* Start RECORDS PROVIDED *

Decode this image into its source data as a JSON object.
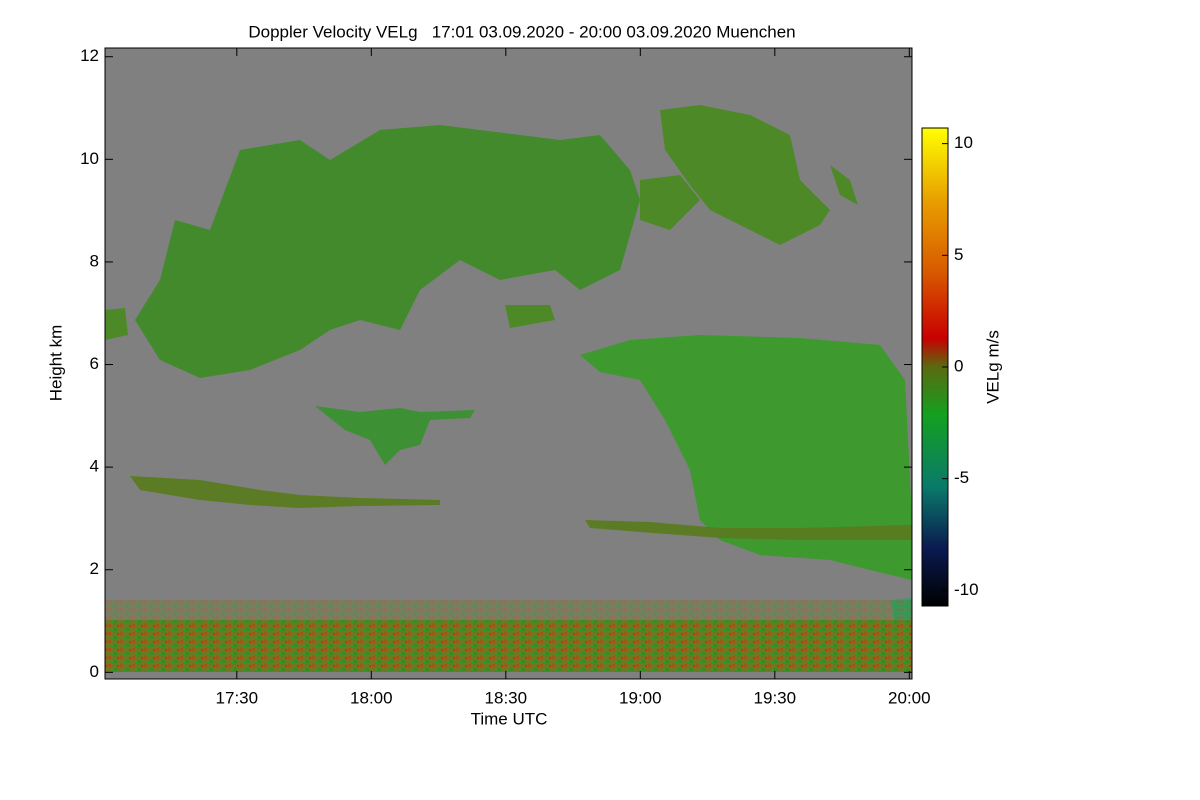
{
  "chart_data": {
    "type": "heatmap",
    "title": "Doppler Velocity VELg   17:01 03.09.2020 - 20:00 03.09.2020 Muenchen",
    "x_label": "Time UTC",
    "y_label": "Height km",
    "xlim": [
      17.01,
      20.01
    ],
    "xticks": [
      {
        "value": 17.5,
        "label": "17:30"
      },
      {
        "value": 18.0,
        "label": "18:00"
      },
      {
        "value": 18.5,
        "label": "18:30"
      },
      {
        "value": 19.0,
        "label": "19:00"
      },
      {
        "value": 19.5,
        "label": "19:30"
      },
      {
        "value": 20.0,
        "label": "20:00"
      }
    ],
    "ylim": [
      -0.13,
      12.17
    ],
    "yticks": [
      0,
      2,
      4,
      6,
      8,
      10,
      12
    ],
    "colorbar_label": "VELg m/s",
    "clim": [
      -10.7,
      10.7
    ],
    "cticks": [
      -10,
      -5,
      0,
      5,
      10
    ]
  }
}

* End RECORDS PROVIDED *

## WORK INSTRUCTIONS
Check all the records above and select each line where the string "value" is found.

## WRITTEN REPLY
        "value": 17.5,
        "value": 18.0,
        "value": 18.5,
        "value": 19.0,
        "value": 19.5,
        "value": 20.0,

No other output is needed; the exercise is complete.